Description of the task
Please say how many lines of the listing hold "screenshot", with no other words in the answer.

Input
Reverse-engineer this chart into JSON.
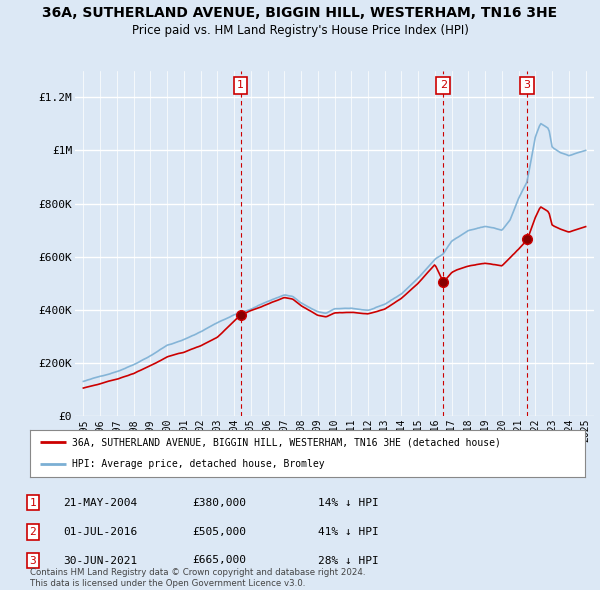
{
  "title": "36A, SUTHERLAND AVENUE, BIGGIN HILL, WESTERHAM, TN16 3HE",
  "subtitle": "Price paid vs. HM Land Registry's House Price Index (HPI)",
  "ylabel_ticks": [
    "£0",
    "£200K",
    "£400K",
    "£600K",
    "£800K",
    "£1M",
    "£1.2M"
  ],
  "ytick_vals": [
    0,
    200000,
    400000,
    600000,
    800000,
    1000000,
    1200000
  ],
  "ylim": [
    0,
    1300000
  ],
  "xlim_start": 1994.5,
  "xlim_end": 2025.5,
  "background_color": "#dce8f5",
  "plot_bg_color": "#dce8f5",
  "red_line_color": "#cc0000",
  "blue_line_color": "#7bafd4",
  "grid_color": "#ffffff",
  "sale_markers": [
    {
      "year": 2004.39,
      "price": 380000,
      "label": "1"
    },
    {
      "year": 2016.5,
      "price": 505000,
      "label": "2"
    },
    {
      "year": 2021.5,
      "price": 665000,
      "label": "3"
    }
  ],
  "legend_label_red": "36A, SUTHERLAND AVENUE, BIGGIN HILL, WESTERHAM, TN16 3HE (detached house)",
  "legend_label_blue": "HPI: Average price, detached house, Bromley",
  "table_rows": [
    {
      "num": "1",
      "date": "21-MAY-2004",
      "price": "£380,000",
      "hpi": "14% ↓ HPI"
    },
    {
      "num": "2",
      "date": "01-JUL-2016",
      "price": "£505,000",
      "hpi": "41% ↓ HPI"
    },
    {
      "num": "3",
      "date": "30-JUN-2021",
      "price": "£665,000",
      "hpi": "28% ↓ HPI"
    }
  ],
  "footnote": "Contains HM Land Registry data © Crown copyright and database right 2024.\nThis data is licensed under the Open Government Licence v3.0.",
  "xtick_years": [
    1995,
    1996,
    1997,
    1998,
    1999,
    2000,
    2001,
    2002,
    2003,
    2004,
    2005,
    2006,
    2007,
    2008,
    2009,
    2010,
    2011,
    2012,
    2013,
    2014,
    2015,
    2016,
    2017,
    2018,
    2019,
    2020,
    2021,
    2022,
    2023,
    2024,
    2025
  ]
}
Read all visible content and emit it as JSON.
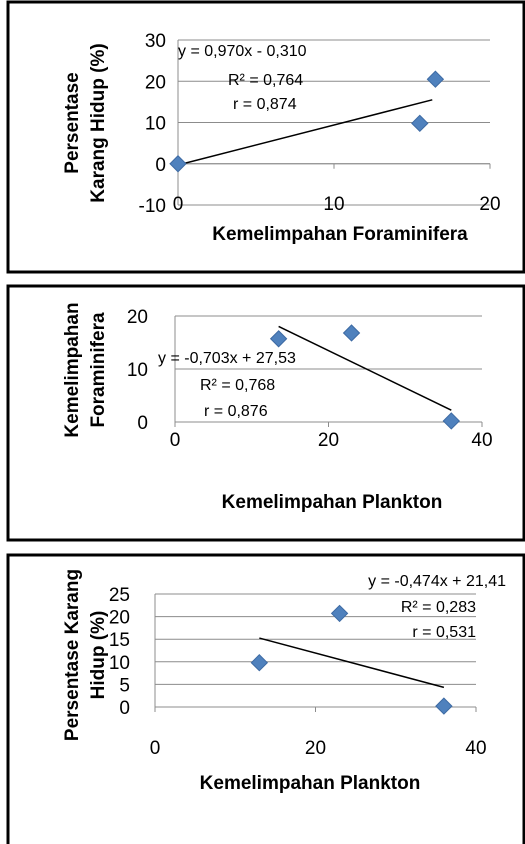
{
  "chart_data": [
    {
      "type": "scatter",
      "x": [
        0,
        15.5,
        16.5
      ],
      "y": [
        0,
        9.8,
        20.5
      ],
      "xlim": [
        0,
        20
      ],
      "ylim": [
        -10,
        30
      ],
      "xticks": [
        0,
        10,
        20
      ],
      "yticks": [
        -10,
        0,
        10,
        20,
        30
      ],
      "x_tick_labels": [
        "0",
        "10",
        "20"
      ],
      "y_tick_labels": [
        "-10",
        "0",
        "10",
        "20",
        "30"
      ],
      "xlabel": "Kemelimpahan Foraminifera",
      "ylabel_lines": [
        "Persentase",
        "Karang Hidup (%)"
      ],
      "grid": true,
      "marker_color": "#4f81bd",
      "trendline": {
        "x_range": [
          0,
          16.3
        ],
        "slope": 0.97,
        "intercept": -0.31
      },
      "annotations": [
        "y = 0,970x - 0,310",
        "R² = 0,764",
        "r = 0,874"
      ]
    },
    {
      "type": "scatter",
      "x": [
        13.5,
        23,
        36
      ],
      "y": [
        15.7,
        16.8,
        0.2
      ],
      "xlim": [
        0,
        40
      ],
      "ylim": [
        0,
        20
      ],
      "xticks": [
        0,
        20,
        40
      ],
      "yticks": [
        0,
        10,
        20
      ],
      "x_tick_labels": [
        "0",
        "20",
        "40"
      ],
      "y_tick_labels": [
        "0",
        "10",
        "20"
      ],
      "xlabel": "Kemelimpahan Plankton",
      "ylabel_lines": [
        "Kemelimpahan",
        "Foraminifera"
      ],
      "grid": true,
      "marker_color": "#4f81bd",
      "trendline": {
        "x_range": [
          13.5,
          36
        ],
        "slope": -0.703,
        "intercept": 27.53
      },
      "annotations": [
        "y = -0,703x + 27,53",
        "R² = 0,768",
        "r = 0,876"
      ]
    },
    {
      "type": "scatter",
      "x": [
        13,
        23,
        36
      ],
      "y": [
        9.8,
        20.7,
        0.2
      ],
      "xlim": [
        0,
        40
      ],
      "ylim": [
        0,
        25
      ],
      "xticks": [
        0,
        20,
        40
      ],
      "yticks": [
        0,
        5,
        10,
        15,
        20,
        25
      ],
      "x_tick_labels": [
        "0",
        "20",
        "40"
      ],
      "y_tick_labels": [
        "0",
        "5",
        "10",
        "15",
        "20",
        "25"
      ],
      "xlabel": "Kemelimpahan Plankton",
      "ylabel_lines": [
        "Persentase Karang",
        "Hidup (%)"
      ],
      "grid": true,
      "marker_color": "#4f81bd",
      "trendline": {
        "x_range": [
          13,
          36
        ],
        "slope": -0.474,
        "intercept": 21.41
      },
      "annotations": [
        "y = -0,474x + 21,41",
        "R² = 0,283",
        "r  = 0,531"
      ]
    }
  ]
}
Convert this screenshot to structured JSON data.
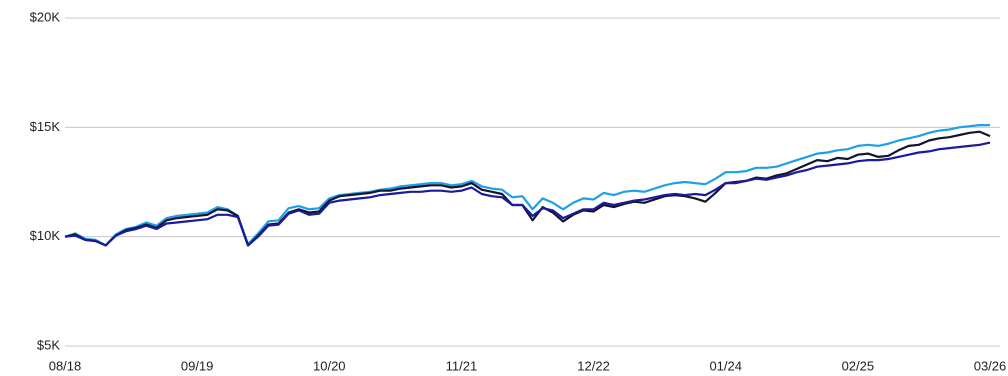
{
  "chart_data": {
    "type": "line",
    "categories": [
      "08/18",
      null,
      null,
      null,
      null,
      null,
      null,
      null,
      null,
      null,
      null,
      null,
      null,
      "09/19",
      null,
      null,
      null,
      null,
      null,
      null,
      null,
      null,
      null,
      null,
      null,
      null,
      "10/20",
      null,
      null,
      null,
      null,
      null,
      null,
      null,
      null,
      null,
      null,
      null,
      null,
      "11/21",
      null,
      null,
      null,
      null,
      null,
      null,
      null,
      null,
      null,
      null,
      null,
      null,
      "12/22",
      null,
      null,
      null,
      null,
      null,
      null,
      null,
      null,
      null,
      null,
      null,
      null,
      "01/24",
      null,
      null,
      null,
      null,
      null,
      null,
      null,
      null,
      null,
      null,
      null,
      null,
      "02/25",
      null,
      null,
      null,
      null,
      null,
      null,
      null,
      null,
      null,
      null,
      null,
      null,
      "03/26"
    ],
    "series": [
      {
        "color": "#1ea0e6",
        "values": [
          10000,
          10150,
          9900,
          9850,
          9600,
          10100,
          10350,
          10450,
          10650,
          10500,
          10850,
          10950,
          11000,
          11050,
          11100,
          11350,
          11250,
          10950,
          9650,
          10150,
          10700,
          10750,
          11300,
          11400,
          11250,
          11300,
          11750,
          11900,
          11950,
          12000,
          12050,
          12150,
          12200,
          12300,
          12350,
          12400,
          12450,
          12450,
          12350,
          12400,
          12550,
          12300,
          12200,
          12150,
          11800,
          11850,
          11250,
          11750,
          11550,
          11250,
          11550,
          11750,
          11700,
          12000,
          11900,
          12050,
          12100,
          12050,
          12200,
          12350,
          12450,
          12500,
          12450,
          12400,
          12650,
          12950,
          12950,
          13000,
          13150,
          13150,
          13200,
          13350,
          13500,
          13650,
          13800,
          13850,
          13950,
          14000,
          14150,
          14200,
          14150,
          14250,
          14400,
          14500,
          14600,
          14750,
          14850,
          14900,
          15000,
          15050,
          15100,
          15100
        ]
      },
      {
        "color": "#15142e",
        "values": [
          10000,
          10100,
          9850,
          9800,
          9600,
          10050,
          10300,
          10400,
          10550,
          10400,
          10750,
          10850,
          10900,
          10950,
          11000,
          11250,
          11200,
          10950,
          9600,
          10050,
          10550,
          10600,
          11100,
          11250,
          11100,
          11150,
          11650,
          11850,
          11900,
          11950,
          12000,
          12100,
          12100,
          12200,
          12250,
          12300,
          12350,
          12350,
          12250,
          12300,
          12450,
          12150,
          12050,
          11950,
          11450,
          11450,
          10750,
          11350,
          11100,
          10700,
          11000,
          11200,
          11150,
          11450,
          11350,
          11500,
          11600,
          11550,
          11700,
          11850,
          11900,
          11850,
          11750,
          11600,
          12000,
          12450,
          12500,
          12550,
          12700,
          12650,
          12800,
          12900,
          13100,
          13300,
          13500,
          13450,
          13600,
          13550,
          13750,
          13800,
          13650,
          13700,
          13950,
          14150,
          14200,
          14400,
          14500,
          14550,
          14650,
          14750,
          14800,
          14600
        ]
      },
      {
        "color": "#1c1a9c",
        "values": [
          10000,
          10050,
          9850,
          9800,
          9600,
          10050,
          10250,
          10350,
          10500,
          10350,
          10600,
          10650,
          10700,
          10750,
          10800,
          11000,
          11000,
          10900,
          9600,
          10000,
          10500,
          10550,
          11050,
          11200,
          11000,
          11050,
          11550,
          11650,
          11700,
          11750,
          11800,
          11900,
          11950,
          12000,
          12050,
          12050,
          12100,
          12100,
          12050,
          12100,
          12250,
          11950,
          11850,
          11800,
          11450,
          11450,
          10950,
          11300,
          11200,
          10850,
          11050,
          11250,
          11250,
          11550,
          11450,
          11550,
          11650,
          11700,
          11800,
          11900,
          11950,
          11900,
          11950,
          11900,
          12150,
          12450,
          12450,
          12550,
          12650,
          12600,
          12700,
          12800,
          12950,
          13050,
          13200,
          13250,
          13300,
          13350,
          13450,
          13500,
          13500,
          13550,
          13650,
          13750,
          13850,
          13900,
          14000,
          14050,
          14100,
          14150,
          14200,
          14300
        ]
      }
    ],
    "ylim": [
      5000,
      20000
    ],
    "yticks": [
      {
        "value": 5000,
        "label": "$5K"
      },
      {
        "value": 10000,
        "label": "$10K"
      },
      {
        "value": 15000,
        "label": "$15K"
      },
      {
        "value": 20000,
        "label": "$20K"
      }
    ],
    "grid": true
  }
}
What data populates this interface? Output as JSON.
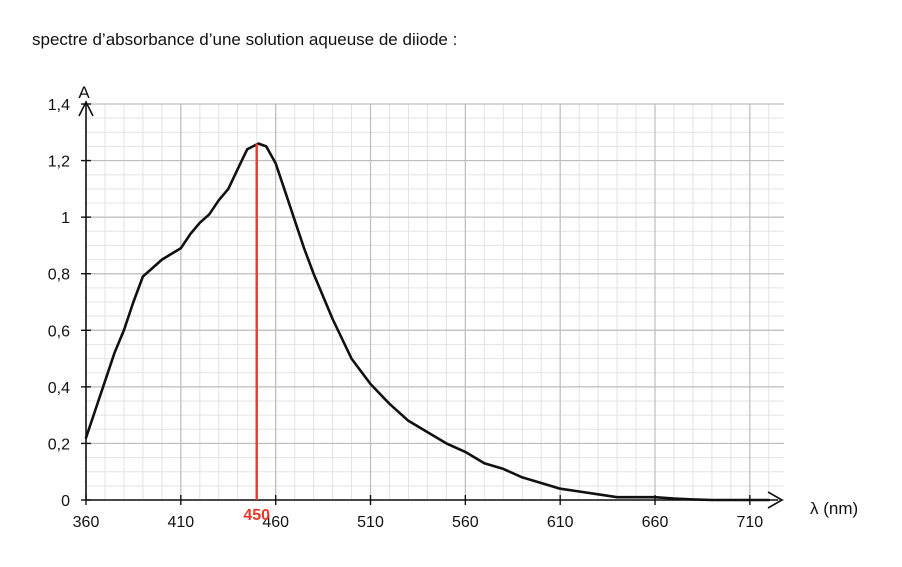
{
  "caption": "spectre d’absorbance d’une solution aqueuse de diiode :",
  "chart_data": {
    "type": "line",
    "title": "",
    "xlabel": "λ (nm)",
    "ylabel": "A",
    "xlim": [
      360,
      728
    ],
    "ylim": [
      0,
      1.4
    ],
    "x_ticks": [
      360,
      410,
      460,
      510,
      560,
      610,
      660,
      710
    ],
    "x_tick_labels": [
      "360",
      "410",
      "460",
      "510",
      "560",
      "610",
      "660",
      "710"
    ],
    "y_ticks": [
      0,
      0.2,
      0.4,
      0.6,
      0.8,
      1,
      1.2,
      1.4
    ],
    "y_tick_labels": [
      "0",
      "0,2",
      "0,4",
      "0,6",
      "0,8",
      "1",
      "1,2",
      "1,4"
    ],
    "grid": true,
    "series": [
      {
        "color": "#111111",
        "x": [
          360,
          365,
          370,
          375,
          380,
          385,
          390,
          395,
          400,
          405,
          410,
          415,
          420,
          425,
          430,
          435,
          440,
          445,
          448,
          451,
          455,
          460,
          465,
          470,
          475,
          480,
          490,
          500,
          510,
          520,
          530,
          540,
          550,
          560,
          570,
          580,
          590,
          600,
          610,
          620,
          630,
          640,
          650,
          660,
          670,
          680,
          690,
          700,
          710,
          720
        ],
        "y": [
          0.22,
          0.32,
          0.42,
          0.52,
          0.6,
          0.7,
          0.79,
          0.82,
          0.85,
          0.87,
          0.89,
          0.94,
          0.98,
          1.01,
          1.06,
          1.1,
          1.17,
          1.24,
          1.25,
          1.26,
          1.25,
          1.19,
          1.09,
          0.99,
          0.89,
          0.8,
          0.64,
          0.5,
          0.41,
          0.34,
          0.28,
          0.24,
          0.2,
          0.17,
          0.13,
          0.11,
          0.08,
          0.06,
          0.04,
          0.03,
          0.02,
          0.01,
          0.01,
          0.01,
          0.005,
          0.002,
          0,
          0,
          0,
          0
        ]
      }
    ],
    "marker": {
      "x": 450,
      "label": "450",
      "color": "#e83a2a"
    }
  }
}
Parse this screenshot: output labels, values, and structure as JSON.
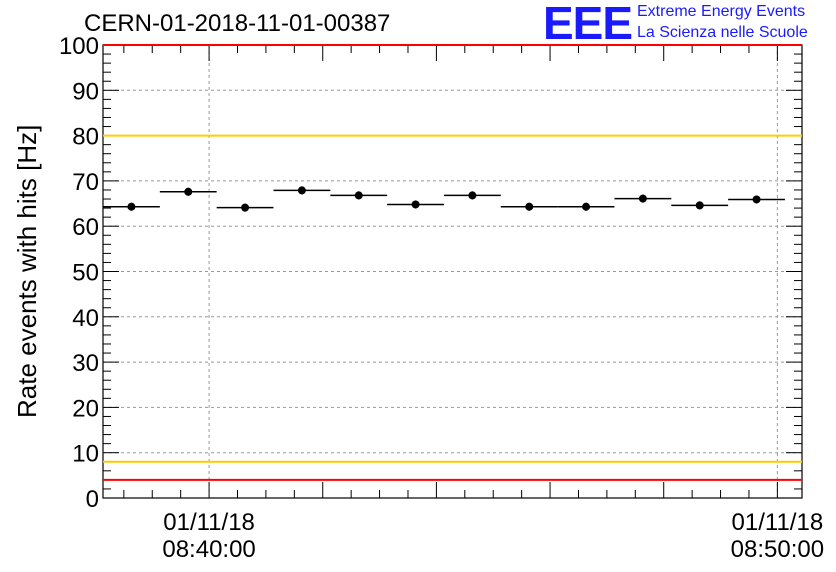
{
  "chart_data": {
    "type": "scatter",
    "title": "CERN-01-2018-11-01-00387",
    "ylabel": "Rate events with hits [Hz]",
    "xlabel": "",
    "ylim": [
      0,
      100
    ],
    "xlim": [
      "2018-11-01 08:38:08",
      "2018-11-01 08:50:26"
    ],
    "yticks": [
      0,
      10,
      20,
      30,
      40,
      50,
      60,
      70,
      80,
      90,
      100
    ],
    "xtick_labels": [
      {
        "x": "2018-11-01 08:40:00",
        "date": "01/11/18",
        "time": "08:40:00"
      },
      {
        "x": "2018-11-01 08:50:00",
        "date": "01/11/18",
        "time": "08:50:00"
      }
    ],
    "grid": true,
    "reference_lines": [
      {
        "y": 100,
        "color": "#ff0000"
      },
      {
        "y": 80,
        "color": "#ffcc00"
      },
      {
        "y": 8,
        "color": "#ffcc00"
      },
      {
        "y": 4,
        "color": "#ff0000"
      }
    ],
    "bin_width_seconds": 60,
    "points": [
      {
        "x": "2018-11-01 08:38:38",
        "y": 64.3
      },
      {
        "x": "2018-11-01 08:39:38",
        "y": 67.6
      },
      {
        "x": "2018-11-01 08:40:38",
        "y": 64.1
      },
      {
        "x": "2018-11-01 08:41:38",
        "y": 67.9
      },
      {
        "x": "2018-11-01 08:42:38",
        "y": 66.8
      },
      {
        "x": "2018-11-01 08:43:38",
        "y": 64.8
      },
      {
        "x": "2018-11-01 08:44:38",
        "y": 66.8
      },
      {
        "x": "2018-11-01 08:45:38",
        "y": 64.3
      },
      {
        "x": "2018-11-01 08:46:38",
        "y": 64.3
      },
      {
        "x": "2018-11-01 08:47:38",
        "y": 66.1
      },
      {
        "x": "2018-11-01 08:48:38",
        "y": 64.6
      },
      {
        "x": "2018-11-01 08:49:38",
        "y": 65.9
      }
    ]
  },
  "logo": {
    "mark": "EEE",
    "line1": "Extreme Energy Events",
    "line2": "La Scienza nelle Scuole",
    "color": "#1a1aff"
  }
}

Result of the exercise
2